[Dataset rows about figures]

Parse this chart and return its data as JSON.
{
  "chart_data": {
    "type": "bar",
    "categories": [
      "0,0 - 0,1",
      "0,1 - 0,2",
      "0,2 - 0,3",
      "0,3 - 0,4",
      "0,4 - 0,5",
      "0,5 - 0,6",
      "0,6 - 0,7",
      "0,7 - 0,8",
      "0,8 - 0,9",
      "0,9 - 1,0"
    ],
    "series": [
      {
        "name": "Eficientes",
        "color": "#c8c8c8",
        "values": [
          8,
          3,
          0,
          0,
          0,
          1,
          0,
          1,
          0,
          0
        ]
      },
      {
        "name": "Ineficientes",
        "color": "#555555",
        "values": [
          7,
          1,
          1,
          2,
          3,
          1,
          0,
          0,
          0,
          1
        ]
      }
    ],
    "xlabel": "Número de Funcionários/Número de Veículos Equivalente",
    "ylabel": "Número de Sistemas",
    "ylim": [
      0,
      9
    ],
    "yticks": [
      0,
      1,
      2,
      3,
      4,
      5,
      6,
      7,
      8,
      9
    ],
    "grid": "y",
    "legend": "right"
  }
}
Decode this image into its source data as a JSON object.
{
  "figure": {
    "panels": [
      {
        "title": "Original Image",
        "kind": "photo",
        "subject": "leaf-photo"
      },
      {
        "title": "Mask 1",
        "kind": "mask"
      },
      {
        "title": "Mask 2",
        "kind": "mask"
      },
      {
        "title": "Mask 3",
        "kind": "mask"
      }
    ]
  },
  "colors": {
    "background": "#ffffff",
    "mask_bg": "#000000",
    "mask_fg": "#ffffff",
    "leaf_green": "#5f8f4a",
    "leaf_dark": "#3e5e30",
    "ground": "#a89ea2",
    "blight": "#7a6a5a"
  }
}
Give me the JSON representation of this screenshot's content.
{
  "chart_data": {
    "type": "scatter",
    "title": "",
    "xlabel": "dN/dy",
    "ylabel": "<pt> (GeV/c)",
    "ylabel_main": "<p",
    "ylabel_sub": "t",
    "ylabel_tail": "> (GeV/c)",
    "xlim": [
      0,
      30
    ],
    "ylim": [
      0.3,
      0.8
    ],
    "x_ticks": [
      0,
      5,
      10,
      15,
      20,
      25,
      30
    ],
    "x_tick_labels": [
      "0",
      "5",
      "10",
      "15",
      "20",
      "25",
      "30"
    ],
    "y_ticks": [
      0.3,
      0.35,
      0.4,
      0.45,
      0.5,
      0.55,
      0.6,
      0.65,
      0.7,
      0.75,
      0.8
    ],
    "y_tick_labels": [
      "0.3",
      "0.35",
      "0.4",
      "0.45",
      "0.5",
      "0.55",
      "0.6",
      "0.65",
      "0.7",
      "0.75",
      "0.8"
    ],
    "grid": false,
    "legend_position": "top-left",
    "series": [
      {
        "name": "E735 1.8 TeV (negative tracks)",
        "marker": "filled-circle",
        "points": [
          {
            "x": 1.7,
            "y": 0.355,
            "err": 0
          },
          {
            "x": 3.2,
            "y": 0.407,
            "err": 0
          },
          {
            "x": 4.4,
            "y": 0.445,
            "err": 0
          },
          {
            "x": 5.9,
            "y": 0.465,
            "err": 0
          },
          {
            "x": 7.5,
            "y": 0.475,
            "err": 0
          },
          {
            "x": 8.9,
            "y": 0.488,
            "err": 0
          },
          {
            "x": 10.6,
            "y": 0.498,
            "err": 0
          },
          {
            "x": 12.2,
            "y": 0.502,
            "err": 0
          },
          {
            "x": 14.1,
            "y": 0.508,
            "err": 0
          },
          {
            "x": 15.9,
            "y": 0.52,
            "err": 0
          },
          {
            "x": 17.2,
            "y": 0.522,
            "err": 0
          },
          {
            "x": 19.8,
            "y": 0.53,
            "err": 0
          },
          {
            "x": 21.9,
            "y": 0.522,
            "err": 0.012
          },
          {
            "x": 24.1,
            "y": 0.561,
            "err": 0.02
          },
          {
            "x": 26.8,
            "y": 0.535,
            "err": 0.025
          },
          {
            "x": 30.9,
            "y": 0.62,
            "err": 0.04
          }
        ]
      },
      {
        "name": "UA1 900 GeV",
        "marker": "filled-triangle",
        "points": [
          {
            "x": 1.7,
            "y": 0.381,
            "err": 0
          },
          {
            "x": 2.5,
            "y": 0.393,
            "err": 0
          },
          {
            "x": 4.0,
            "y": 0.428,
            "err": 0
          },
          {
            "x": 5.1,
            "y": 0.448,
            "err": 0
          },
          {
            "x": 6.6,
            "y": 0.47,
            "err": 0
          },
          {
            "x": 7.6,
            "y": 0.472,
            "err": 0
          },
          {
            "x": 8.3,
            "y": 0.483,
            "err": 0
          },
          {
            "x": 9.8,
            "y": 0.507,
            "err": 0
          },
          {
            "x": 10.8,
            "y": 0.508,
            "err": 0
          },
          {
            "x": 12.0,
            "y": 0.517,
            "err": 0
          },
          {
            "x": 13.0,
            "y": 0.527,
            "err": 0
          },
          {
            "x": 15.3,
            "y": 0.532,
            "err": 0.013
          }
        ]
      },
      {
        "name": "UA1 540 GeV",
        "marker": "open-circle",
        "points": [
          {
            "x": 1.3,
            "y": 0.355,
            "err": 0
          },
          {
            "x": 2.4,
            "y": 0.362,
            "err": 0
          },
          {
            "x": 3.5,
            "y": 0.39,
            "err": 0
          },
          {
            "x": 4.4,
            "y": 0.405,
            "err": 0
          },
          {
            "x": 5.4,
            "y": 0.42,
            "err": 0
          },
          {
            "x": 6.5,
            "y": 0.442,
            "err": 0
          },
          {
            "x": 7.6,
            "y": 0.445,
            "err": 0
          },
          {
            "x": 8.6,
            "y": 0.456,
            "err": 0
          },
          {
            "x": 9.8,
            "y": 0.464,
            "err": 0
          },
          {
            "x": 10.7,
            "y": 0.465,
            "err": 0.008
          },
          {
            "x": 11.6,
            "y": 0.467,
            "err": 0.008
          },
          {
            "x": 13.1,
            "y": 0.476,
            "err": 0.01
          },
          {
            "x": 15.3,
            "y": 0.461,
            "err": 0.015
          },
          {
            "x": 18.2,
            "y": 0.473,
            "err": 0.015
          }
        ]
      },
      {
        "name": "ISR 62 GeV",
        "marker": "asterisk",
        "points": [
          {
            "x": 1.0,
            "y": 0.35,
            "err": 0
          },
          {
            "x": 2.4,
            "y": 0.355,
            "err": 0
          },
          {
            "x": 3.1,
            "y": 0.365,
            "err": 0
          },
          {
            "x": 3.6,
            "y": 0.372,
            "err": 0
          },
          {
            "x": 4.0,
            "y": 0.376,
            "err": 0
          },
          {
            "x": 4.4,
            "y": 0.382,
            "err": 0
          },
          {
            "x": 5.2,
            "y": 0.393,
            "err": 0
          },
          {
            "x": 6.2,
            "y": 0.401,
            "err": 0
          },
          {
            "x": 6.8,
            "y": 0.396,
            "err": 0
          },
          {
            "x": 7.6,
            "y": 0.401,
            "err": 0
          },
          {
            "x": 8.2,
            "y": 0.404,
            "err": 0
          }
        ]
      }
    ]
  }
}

Your task:
Gather every line from the listing above in which "title" appears, and copy those lines.

Answer to this problem:
        "title": "Original Image",
        "title": "Mask 1",
        "title": "Mask 2",
        "title": "Mask 3",
    "title": "",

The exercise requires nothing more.